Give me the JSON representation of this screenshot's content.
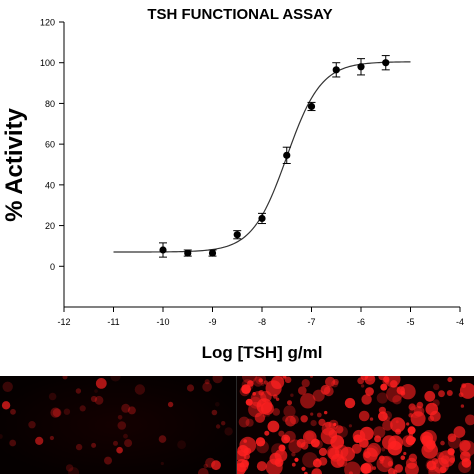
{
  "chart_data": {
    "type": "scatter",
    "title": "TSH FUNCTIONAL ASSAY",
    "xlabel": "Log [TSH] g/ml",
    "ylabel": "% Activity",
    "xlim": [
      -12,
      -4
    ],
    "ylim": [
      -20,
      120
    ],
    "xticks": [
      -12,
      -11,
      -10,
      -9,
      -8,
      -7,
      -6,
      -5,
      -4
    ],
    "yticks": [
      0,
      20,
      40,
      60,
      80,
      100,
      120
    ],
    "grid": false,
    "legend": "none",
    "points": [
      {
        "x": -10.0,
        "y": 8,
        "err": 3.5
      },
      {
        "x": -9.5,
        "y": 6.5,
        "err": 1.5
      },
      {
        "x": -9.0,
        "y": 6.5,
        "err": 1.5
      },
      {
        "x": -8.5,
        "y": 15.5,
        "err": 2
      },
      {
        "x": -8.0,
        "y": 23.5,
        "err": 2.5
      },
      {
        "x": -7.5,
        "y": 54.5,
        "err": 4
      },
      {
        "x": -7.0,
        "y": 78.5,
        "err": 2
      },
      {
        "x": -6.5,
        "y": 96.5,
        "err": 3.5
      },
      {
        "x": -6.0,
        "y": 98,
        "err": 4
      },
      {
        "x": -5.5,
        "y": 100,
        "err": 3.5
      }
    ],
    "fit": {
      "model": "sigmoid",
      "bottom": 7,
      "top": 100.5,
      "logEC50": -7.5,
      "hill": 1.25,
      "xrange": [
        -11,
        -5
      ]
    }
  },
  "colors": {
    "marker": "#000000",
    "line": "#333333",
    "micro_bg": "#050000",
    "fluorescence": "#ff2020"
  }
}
* * *
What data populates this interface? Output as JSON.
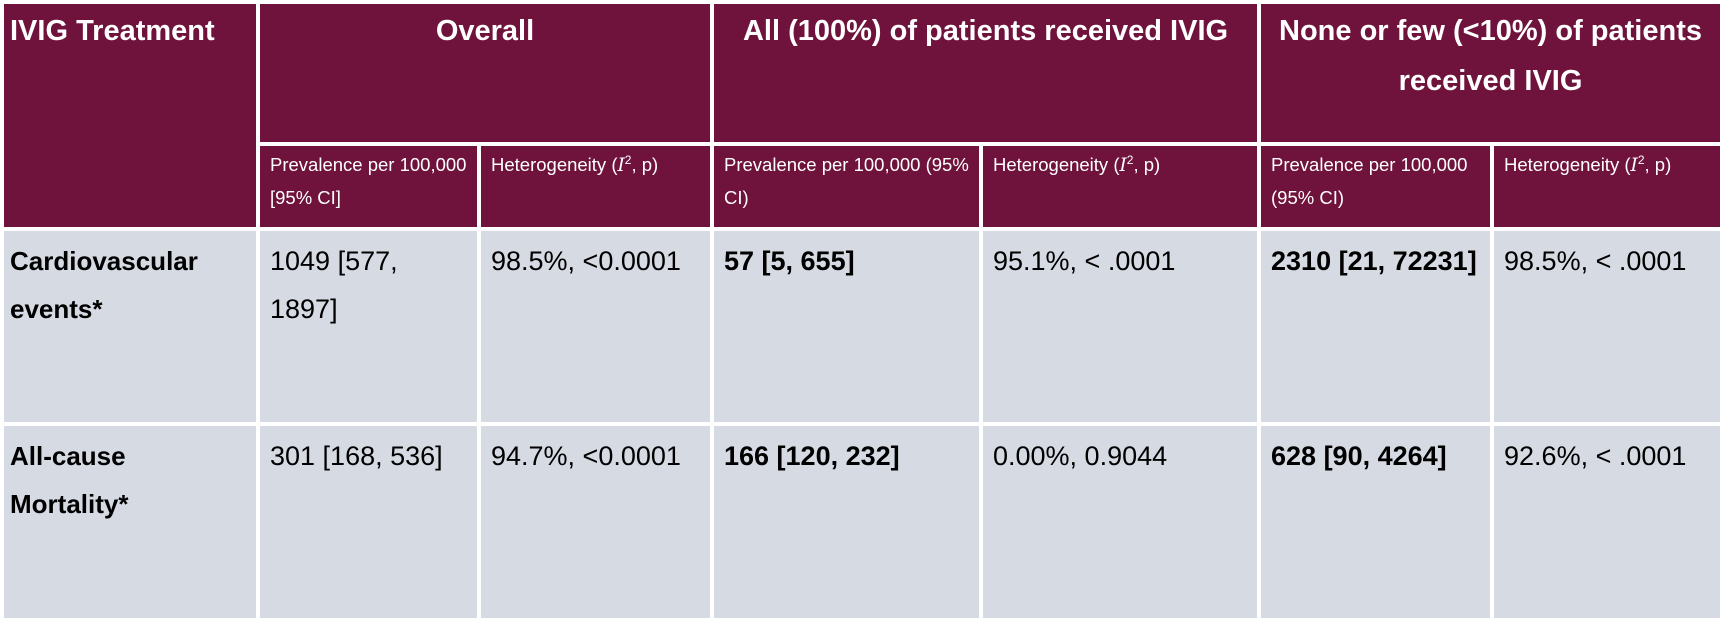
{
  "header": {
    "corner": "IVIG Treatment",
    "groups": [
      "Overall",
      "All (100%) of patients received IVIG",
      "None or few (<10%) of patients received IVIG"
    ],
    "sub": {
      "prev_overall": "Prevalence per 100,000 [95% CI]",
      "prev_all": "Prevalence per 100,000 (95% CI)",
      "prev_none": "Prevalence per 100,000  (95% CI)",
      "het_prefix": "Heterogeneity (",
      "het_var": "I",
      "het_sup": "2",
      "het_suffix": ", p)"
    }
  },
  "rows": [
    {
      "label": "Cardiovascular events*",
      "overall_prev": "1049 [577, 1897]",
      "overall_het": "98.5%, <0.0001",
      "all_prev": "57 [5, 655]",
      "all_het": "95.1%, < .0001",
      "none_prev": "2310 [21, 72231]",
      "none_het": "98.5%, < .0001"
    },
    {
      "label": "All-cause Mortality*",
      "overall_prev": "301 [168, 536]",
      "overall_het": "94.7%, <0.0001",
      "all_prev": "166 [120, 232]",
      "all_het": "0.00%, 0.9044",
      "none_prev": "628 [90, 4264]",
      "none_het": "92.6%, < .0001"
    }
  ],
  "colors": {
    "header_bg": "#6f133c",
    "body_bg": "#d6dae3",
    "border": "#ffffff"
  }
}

_Brief_. Only the lines that contain the word "Prevalence" should be copied from the material.

_Exercise response_.
      "prev_overall": "Prevalence per 100,000 [95% CI]",
      "prev_all": "Prevalence per 100,000 (95% CI)",
      "prev_none": "Prevalence per 100,000  (95% CI)",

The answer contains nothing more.